Recorded data:
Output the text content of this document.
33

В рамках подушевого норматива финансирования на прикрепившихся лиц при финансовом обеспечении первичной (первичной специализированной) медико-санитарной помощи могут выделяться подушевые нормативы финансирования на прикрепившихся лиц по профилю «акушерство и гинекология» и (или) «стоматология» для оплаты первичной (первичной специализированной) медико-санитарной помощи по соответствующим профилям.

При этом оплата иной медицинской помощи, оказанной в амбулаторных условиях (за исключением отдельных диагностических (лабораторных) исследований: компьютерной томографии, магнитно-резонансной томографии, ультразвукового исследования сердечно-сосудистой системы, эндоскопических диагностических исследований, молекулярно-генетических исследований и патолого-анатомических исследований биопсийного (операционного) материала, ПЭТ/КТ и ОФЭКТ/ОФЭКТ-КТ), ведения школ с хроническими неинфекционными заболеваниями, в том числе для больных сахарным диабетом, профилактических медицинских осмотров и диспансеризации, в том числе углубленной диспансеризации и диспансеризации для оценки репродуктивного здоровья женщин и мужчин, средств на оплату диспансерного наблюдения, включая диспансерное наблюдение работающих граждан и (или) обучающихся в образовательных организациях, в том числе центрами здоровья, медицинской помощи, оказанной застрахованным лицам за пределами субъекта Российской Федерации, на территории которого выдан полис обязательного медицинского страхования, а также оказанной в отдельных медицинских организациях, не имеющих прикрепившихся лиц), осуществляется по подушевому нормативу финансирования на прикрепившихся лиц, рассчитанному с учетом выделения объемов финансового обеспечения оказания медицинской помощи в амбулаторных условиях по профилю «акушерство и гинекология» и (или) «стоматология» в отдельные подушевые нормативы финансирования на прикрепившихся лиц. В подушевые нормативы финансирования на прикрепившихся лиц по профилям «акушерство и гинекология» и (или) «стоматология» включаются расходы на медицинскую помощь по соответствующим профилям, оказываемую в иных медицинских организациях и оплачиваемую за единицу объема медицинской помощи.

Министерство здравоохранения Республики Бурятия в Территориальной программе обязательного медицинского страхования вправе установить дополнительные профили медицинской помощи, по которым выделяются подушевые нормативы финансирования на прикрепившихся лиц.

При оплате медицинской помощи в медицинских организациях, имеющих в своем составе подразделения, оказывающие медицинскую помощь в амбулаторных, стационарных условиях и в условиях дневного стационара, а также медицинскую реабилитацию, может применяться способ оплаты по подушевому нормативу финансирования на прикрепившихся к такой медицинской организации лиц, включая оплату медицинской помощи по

• **AIM OF THE TASK**: Write the data out again in full and exactly.

• **FINAL ANSWER**:
Output the text content of this document.
33

В рамках подушевого норматива финансирования на прикрепившихся лиц при финансовом обеспечении первичной (первичной специализированной) медико-санитарной помощи могут выделяться подушевые нормативы финансирования на прикрепившихся лиц по профилю «акушерство и гинекология» и (или) «стоматология» для оплаты первичной (первичной специализированной) медико-санитарной помощи по соответствующим профилям.

При этом оплата иной медицинской помощи, оказанной в амбулаторных условиях (за исключением отдельных диагностических (лабораторных) исследований: компьютерной томографии, магнитно-резонансной томографии, ультразвукового исследования сердечно-сосудистой системы, эндоскопических диагностических исследований, молекулярно-генетических исследований и патолого-анатомических исследований биопсийного (операционного) материала, ПЭТ/КТ и ОФЭКТ/ОФЭКТ-КТ), ведения школ с хроническими неинфекционными заболеваниями, в том числе для больных сахарным диабетом, профилактических медицинских осмотров и диспансеризации, в том числе углубленной диспансеризации и диспансеризации для оценки репродуктивного здоровья женщин и мужчин, средств на оплату диспансерного наблюдения, включая диспансерное наблюдение работающих граждан и (или) обучающихся в образовательных организациях, в том числе центрами здоровья, медицинской помощи, оказанной застрахованным лицам за пределами субъекта Российской Федерации, на территории которого выдан полис обязательного медицинского страхования, а также оказанной в отдельных медицинских организациях, не имеющих прикрепившихся лиц), осуществляется по подушевому нормативу финансирования на прикрепившихся лиц, рассчитанному с учетом выделения объемов финансового обеспечения оказания медицинской помощи в амбулаторных условиях по профилю «акушерство и гинекология» и (или) «стоматология» в отдельные подушевые нормативы финансирования на прикрепившихся лиц. В подушевые нормативы финансирования на прикрепившихся лиц по профилям «акушерство и гинекология» и (или) «стоматология» включаются расходы на медицинскую помощь по соответствующим профилям, оказываемую в иных медицинских организациях и оплачиваемую за единицу объема медицинской помощи.

Министерство здравоохранения Республики Бурятия в Территориальной программе обязательного медицинского страхования вправе установить дополнительные профили медицинской помощи, по которым выделяются подушевые нормативы финансирования на прикрепившихся лиц.

При оплате медицинской помощи в медицинских организациях, имеющих в своем составе подразделения, оказывающие медицинскую помощь в амбулаторных, стационарных условиях и в условиях дневного стационара, а также медицинскую реабилитацию, может применяться способ оплаты по подушевому нормативу финансирования на прикрепившихся к такой медицинской организации лиц, включая оплату медицинской помощи по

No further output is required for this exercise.